:: Excerpted records ::
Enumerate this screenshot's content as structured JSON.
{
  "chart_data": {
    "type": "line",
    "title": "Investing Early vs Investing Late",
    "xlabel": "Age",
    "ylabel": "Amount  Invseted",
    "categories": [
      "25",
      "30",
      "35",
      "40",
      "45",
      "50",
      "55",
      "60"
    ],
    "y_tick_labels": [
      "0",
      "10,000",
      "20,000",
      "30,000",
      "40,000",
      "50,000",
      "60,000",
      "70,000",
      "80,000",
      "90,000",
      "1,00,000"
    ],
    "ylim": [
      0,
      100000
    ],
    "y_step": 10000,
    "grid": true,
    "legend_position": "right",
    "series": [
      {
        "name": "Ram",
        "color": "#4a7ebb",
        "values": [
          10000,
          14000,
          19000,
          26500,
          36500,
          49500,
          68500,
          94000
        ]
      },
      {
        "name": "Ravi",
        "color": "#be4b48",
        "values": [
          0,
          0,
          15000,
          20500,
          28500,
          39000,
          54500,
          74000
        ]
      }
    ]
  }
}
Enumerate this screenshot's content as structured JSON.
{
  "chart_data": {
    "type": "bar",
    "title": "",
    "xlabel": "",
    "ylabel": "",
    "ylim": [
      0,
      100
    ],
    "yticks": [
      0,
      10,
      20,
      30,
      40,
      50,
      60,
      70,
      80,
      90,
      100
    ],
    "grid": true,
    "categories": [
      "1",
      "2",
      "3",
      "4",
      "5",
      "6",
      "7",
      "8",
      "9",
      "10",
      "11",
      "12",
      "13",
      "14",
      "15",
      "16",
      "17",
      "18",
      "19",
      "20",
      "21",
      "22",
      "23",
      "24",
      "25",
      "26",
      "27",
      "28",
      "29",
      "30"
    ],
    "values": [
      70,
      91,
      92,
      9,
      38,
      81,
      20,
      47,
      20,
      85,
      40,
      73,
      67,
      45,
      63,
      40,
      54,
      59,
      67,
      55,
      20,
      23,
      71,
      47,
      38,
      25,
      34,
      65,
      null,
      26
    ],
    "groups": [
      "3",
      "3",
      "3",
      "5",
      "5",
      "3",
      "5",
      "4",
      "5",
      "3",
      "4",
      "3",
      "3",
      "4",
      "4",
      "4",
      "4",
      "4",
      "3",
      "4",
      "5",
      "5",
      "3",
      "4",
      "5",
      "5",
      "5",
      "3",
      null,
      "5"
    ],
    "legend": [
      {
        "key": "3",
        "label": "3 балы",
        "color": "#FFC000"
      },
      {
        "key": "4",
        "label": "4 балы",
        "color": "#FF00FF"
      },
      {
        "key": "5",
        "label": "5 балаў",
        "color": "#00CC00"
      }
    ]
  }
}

:: Problem requirements ::
Copy out the data shown above without altering anything.

:: Task result ::
Enumerate this screenshot's content as structured JSON.
{
  "chart_data": {
    "type": "line",
    "title": "Investing Early vs Investing Late",
    "xlabel": "Age",
    "ylabel": "Amount  Invseted",
    "categories": [
      "25",
      "30",
      "35",
      "40",
      "45",
      "50",
      "55",
      "60"
    ],
    "y_tick_labels": [
      "0",
      "10,000",
      "20,000",
      "30,000",
      "40,000",
      "50,000",
      "60,000",
      "70,000",
      "80,000",
      "90,000",
      "1,00,000"
    ],
    "ylim": [
      0,
      100000
    ],
    "y_step": 10000,
    "grid": true,
    "legend_position": "right",
    "series": [
      {
        "name": "Ram",
        "color": "#4a7ebb",
        "values": [
          10000,
          14000,
          19000,
          26500,
          36500,
          49500,
          68500,
          94000
        ]
      },
      {
        "name": "Ravi",
        "color": "#be4b48",
        "values": [
          0,
          0,
          15000,
          20500,
          28500,
          39000,
          54500,
          74000
        ]
      }
    ]
  }
}
Enumerate this screenshot's content as structured JSON.
{
  "chart_data": {
    "type": "bar",
    "title": "",
    "xlabel": "",
    "ylabel": "",
    "ylim": [
      0,
      100
    ],
    "yticks": [
      0,
      10,
      20,
      30,
      40,
      50,
      60,
      70,
      80,
      90,
      100
    ],
    "grid": true,
    "categories": [
      "1",
      "2",
      "3",
      "4",
      "5",
      "6",
      "7",
      "8",
      "9",
      "10",
      "11",
      "12",
      "13",
      "14",
      "15",
      "16",
      "17",
      "18",
      "19",
      "20",
      "21",
      "22",
      "23",
      "24",
      "25",
      "26",
      "27",
      "28",
      "29",
      "30"
    ],
    "values": [
      70,
      91,
      92,
      9,
      38,
      81,
      20,
      47,
      20,
      85,
      40,
      73,
      67,
      45,
      63,
      40,
      54,
      59,
      67,
      55,
      20,
      23,
      71,
      47,
      38,
      25,
      34,
      65,
      null,
      26
    ],
    "groups": [
      "3",
      "3",
      "3",
      "5",
      "5",
      "3",
      "5",
      "4",
      "5",
      "3",
      "4",
      "3",
      "3",
      "4",
      "4",
      "4",
      "4",
      "4",
      "3",
      "4",
      "5",
      "5",
      "3",
      "4",
      "5",
      "5",
      "5",
      "3",
      null,
      "5"
    ],
    "legend": [
      {
        "key": "3",
        "label": "3 балы",
        "color": "#FFC000"
      },
      {
        "key": "4",
        "label": "4 балы",
        "color": "#FF00FF"
      },
      {
        "key": "5",
        "label": "5 балаў",
        "color": "#00CC00"
      }
    ]
  }
}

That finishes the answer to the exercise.